Exercise materials
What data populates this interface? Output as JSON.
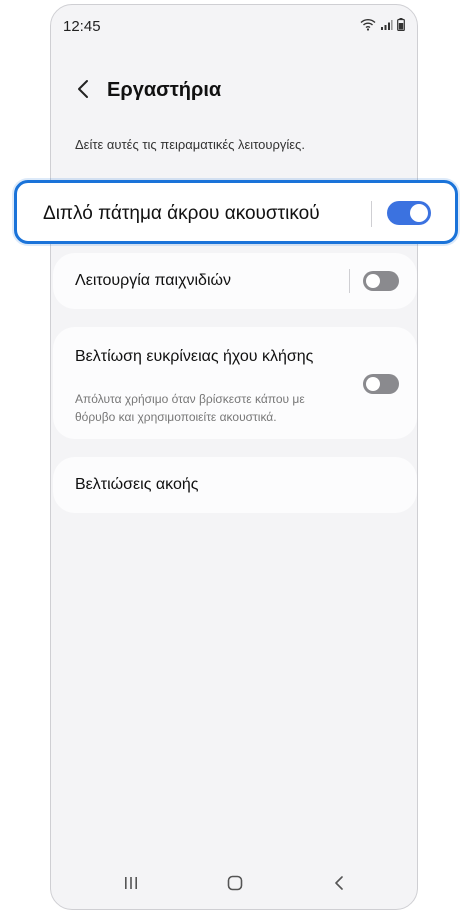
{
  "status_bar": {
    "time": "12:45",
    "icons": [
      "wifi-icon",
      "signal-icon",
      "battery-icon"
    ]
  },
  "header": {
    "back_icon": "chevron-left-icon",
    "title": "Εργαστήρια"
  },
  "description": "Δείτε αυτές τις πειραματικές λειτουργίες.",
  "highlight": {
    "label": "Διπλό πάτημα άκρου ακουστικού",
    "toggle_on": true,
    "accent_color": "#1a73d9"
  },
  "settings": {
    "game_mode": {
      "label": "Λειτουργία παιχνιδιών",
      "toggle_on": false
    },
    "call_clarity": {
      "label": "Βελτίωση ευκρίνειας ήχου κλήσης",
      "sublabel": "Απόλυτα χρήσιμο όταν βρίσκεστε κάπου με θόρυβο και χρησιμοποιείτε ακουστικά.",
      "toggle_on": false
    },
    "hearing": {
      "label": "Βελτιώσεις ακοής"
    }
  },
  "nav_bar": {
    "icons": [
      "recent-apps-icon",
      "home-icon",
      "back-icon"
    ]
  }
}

* * *

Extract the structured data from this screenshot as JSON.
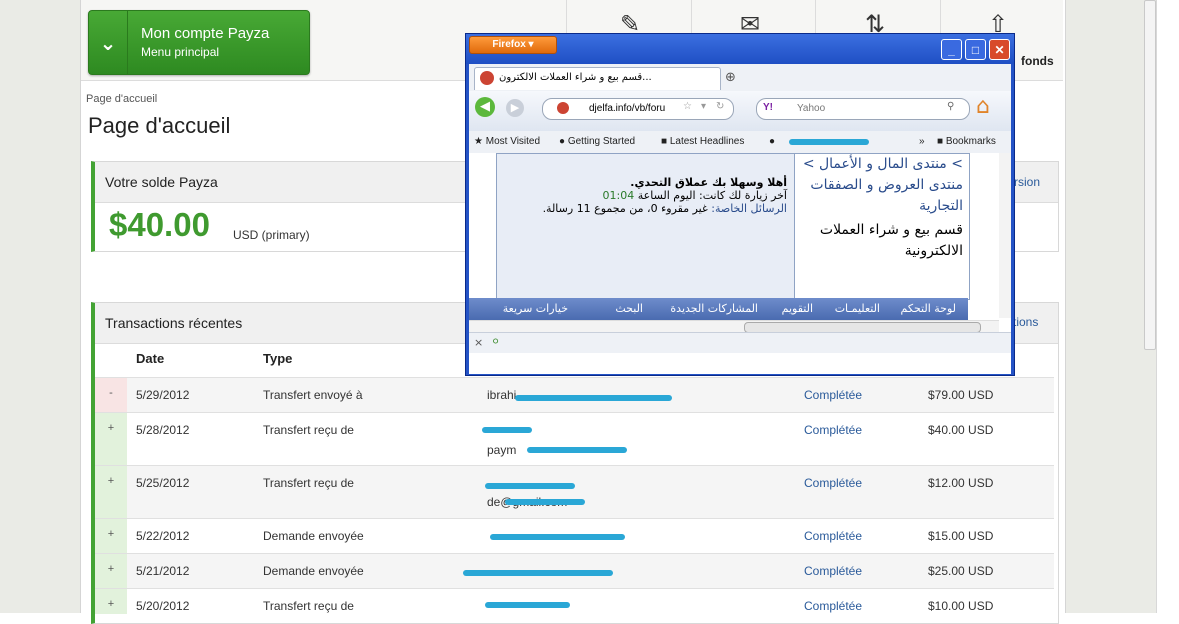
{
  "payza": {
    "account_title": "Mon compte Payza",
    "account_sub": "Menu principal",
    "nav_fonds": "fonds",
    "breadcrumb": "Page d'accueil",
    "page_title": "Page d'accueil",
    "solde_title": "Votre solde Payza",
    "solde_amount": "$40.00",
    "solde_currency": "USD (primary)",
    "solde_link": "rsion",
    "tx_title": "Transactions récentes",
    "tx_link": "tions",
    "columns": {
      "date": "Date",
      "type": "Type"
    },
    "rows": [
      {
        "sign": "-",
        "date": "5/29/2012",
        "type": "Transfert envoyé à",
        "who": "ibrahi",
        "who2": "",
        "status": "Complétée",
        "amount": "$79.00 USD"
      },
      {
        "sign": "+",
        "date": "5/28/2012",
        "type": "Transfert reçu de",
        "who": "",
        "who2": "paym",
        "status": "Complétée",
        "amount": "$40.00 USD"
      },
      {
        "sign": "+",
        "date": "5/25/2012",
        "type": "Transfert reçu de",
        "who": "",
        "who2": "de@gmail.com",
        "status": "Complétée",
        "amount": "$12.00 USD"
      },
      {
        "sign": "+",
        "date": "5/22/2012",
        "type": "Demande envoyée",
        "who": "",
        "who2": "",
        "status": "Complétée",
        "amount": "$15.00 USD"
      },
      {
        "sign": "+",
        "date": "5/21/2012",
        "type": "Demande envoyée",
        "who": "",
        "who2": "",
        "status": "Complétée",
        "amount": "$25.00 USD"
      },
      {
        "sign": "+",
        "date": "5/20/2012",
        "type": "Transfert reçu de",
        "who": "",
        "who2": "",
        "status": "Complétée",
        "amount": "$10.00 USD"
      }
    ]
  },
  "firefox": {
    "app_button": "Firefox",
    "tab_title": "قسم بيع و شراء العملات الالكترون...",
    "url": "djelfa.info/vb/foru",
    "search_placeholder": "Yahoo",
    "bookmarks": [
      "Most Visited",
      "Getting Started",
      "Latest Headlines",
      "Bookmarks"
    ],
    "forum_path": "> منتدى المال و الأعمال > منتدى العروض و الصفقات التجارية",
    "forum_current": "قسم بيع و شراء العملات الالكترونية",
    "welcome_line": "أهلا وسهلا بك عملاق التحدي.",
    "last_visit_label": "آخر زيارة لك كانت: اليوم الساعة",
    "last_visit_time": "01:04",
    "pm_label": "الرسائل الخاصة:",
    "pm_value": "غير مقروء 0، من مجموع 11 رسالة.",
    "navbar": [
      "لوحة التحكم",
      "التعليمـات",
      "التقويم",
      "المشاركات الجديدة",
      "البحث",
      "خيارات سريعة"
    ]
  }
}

Aim
Copy out every line in the listing where the word "accueil" appears.

Answer
    "breadcrumb": "Page d'accueil",
    "page_title": "Page d'accueil",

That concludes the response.